• Aim
Search the material for the string "visual", then report how many lines hold it, with no other text.

• Provided information
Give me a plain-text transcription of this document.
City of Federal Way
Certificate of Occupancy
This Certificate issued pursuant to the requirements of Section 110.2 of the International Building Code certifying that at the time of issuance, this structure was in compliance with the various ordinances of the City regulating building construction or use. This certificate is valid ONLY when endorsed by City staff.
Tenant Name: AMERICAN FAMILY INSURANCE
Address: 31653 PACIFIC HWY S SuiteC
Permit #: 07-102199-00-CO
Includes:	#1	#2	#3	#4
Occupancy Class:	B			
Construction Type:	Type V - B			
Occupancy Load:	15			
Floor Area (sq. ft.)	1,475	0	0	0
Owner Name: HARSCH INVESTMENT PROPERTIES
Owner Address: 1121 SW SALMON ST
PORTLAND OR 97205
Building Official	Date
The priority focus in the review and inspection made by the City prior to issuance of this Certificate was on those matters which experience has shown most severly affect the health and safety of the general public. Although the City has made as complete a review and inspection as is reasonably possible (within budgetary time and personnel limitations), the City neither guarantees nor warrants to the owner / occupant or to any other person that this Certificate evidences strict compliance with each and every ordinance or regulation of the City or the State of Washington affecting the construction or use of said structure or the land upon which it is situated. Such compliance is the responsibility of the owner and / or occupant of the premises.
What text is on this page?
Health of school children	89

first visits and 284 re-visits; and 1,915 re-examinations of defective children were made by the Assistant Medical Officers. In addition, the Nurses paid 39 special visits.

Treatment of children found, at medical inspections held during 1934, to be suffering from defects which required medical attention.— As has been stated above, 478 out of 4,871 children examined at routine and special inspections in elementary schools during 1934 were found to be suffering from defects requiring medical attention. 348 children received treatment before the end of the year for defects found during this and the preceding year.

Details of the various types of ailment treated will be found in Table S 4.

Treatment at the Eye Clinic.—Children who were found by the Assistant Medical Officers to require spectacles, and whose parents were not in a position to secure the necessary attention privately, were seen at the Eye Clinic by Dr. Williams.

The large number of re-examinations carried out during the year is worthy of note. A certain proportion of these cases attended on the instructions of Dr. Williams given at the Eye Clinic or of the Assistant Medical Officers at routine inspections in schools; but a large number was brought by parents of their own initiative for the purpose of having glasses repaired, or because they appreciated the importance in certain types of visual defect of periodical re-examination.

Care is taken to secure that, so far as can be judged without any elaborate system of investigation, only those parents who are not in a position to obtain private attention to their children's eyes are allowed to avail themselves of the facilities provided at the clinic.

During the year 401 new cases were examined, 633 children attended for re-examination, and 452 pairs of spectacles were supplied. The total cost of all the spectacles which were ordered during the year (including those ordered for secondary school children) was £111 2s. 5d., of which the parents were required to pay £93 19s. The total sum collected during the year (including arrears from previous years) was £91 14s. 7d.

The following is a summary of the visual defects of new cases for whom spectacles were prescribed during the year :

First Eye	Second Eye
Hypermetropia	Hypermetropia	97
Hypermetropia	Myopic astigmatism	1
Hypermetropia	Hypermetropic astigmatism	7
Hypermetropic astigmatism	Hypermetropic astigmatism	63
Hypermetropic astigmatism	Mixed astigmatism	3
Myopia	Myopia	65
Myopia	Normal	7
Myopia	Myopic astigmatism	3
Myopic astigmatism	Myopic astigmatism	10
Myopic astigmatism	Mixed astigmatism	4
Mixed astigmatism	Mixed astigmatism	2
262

• Response
2